PROMPT: Copy each line that contains the word "this".

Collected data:
▼▼▼

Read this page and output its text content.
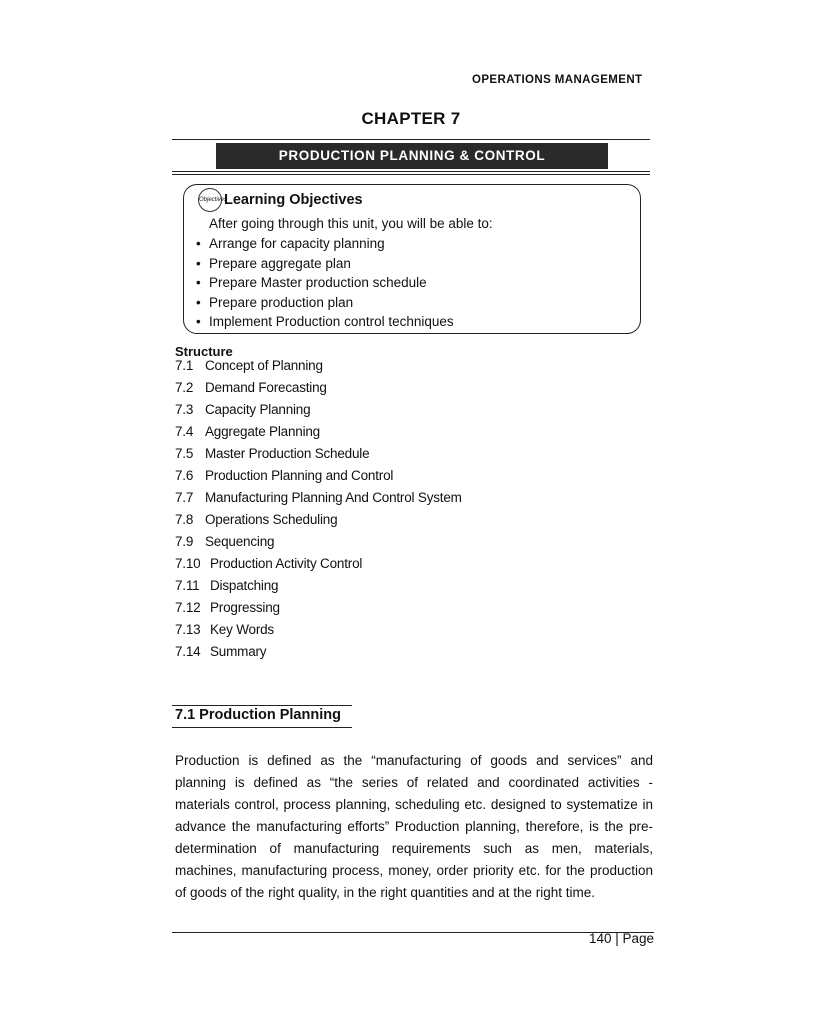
OPERATIONS MANAGEMENT
CHAPTER 7
PRODUCTION PLANNING & CONTROL
Objectives
Learning Objectives
After going through this unit, you will be able to:
• Arrange for capacity planning
• Prepare aggregate plan
• Prepare Master production schedule
• Prepare production plan
• Implement Production control techniques
Structure
7.1 Concept of Planning
7.2 Demand Forecasting
7.3 Capacity Planning
7.4 Aggregate Planning
7.5 Master Production Schedule
7.6 Production Planning and Control
7.7 Manufacturing Planning And Control System
7.8 Operations Scheduling
7.9 Sequencing
7.10 Production Activity Control
7.11 Dispatching
7.12 Progressing
7.13 Key Words
7.14 Summary
7.1 Production Planning
Production is defined as the “manufacturing of goods and services” and planning is defined as “the series of related and coordinated activities - materials control, process planning, scheduling etc. designed to systematize in advance the manufacturing efforts” Production planning, therefore, is the pre-determination of manufacturing requirements such as men, materials, machines, manufacturing process, money, order priority etc. for the production of goods of the right quality, in the right quantities and at the right time.
140 | Page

▲▲▲

TASK RESULT:
Read this page and output its text content.
After going through this unit, you will be able to:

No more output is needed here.